(Data extracted from a collection)
-=-=-=-=-

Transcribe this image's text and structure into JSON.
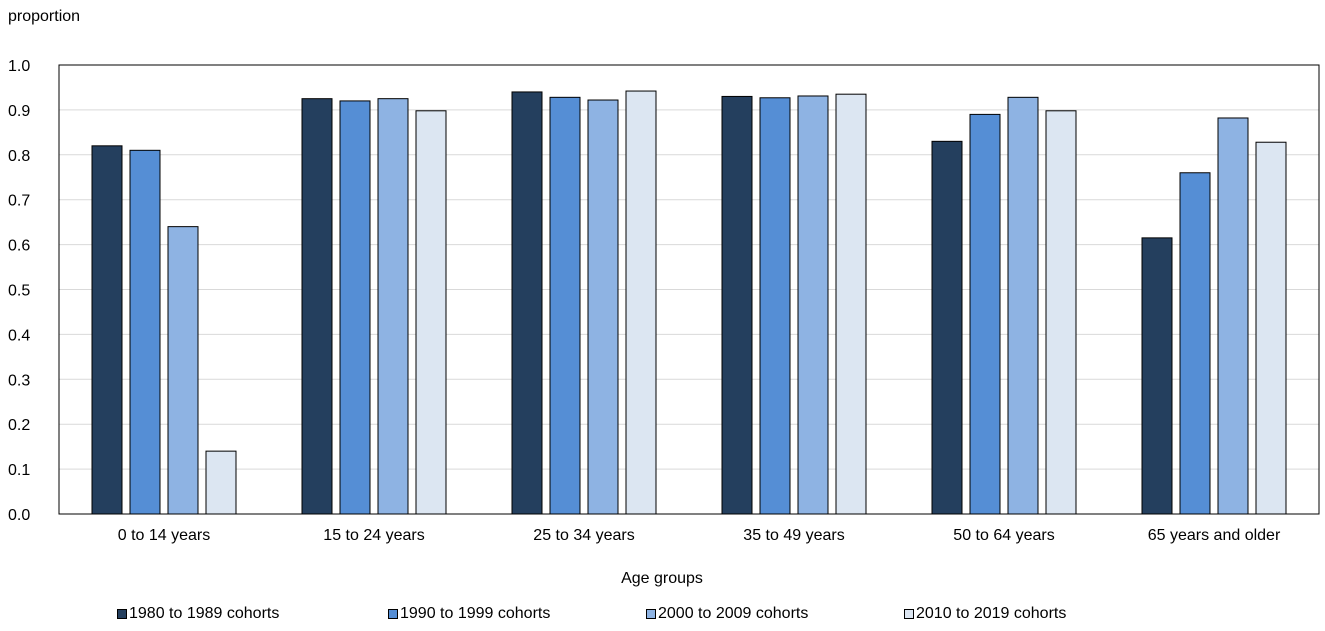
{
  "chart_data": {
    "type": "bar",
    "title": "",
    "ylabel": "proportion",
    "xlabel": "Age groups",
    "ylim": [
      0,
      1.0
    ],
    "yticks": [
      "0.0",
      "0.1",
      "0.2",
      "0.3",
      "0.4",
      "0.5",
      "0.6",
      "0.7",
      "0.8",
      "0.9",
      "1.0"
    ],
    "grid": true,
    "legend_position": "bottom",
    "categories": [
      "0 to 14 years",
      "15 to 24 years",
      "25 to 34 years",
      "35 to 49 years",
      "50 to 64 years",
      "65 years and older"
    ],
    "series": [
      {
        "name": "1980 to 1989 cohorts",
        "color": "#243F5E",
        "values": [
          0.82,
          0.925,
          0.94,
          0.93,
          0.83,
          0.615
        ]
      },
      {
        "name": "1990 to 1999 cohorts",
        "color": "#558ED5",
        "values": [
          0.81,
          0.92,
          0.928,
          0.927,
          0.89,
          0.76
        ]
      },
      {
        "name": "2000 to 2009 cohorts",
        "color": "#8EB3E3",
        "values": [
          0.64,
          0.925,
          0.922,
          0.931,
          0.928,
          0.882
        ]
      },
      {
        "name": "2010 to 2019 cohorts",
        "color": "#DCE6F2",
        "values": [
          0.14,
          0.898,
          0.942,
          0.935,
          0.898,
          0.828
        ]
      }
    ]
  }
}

-=-=-=-=-

— WORK INSTRUCTIONS —
Say how many lines hold the word "name", giving the number and nothing else.

— SOLUTION TO THE PROBLEM —
4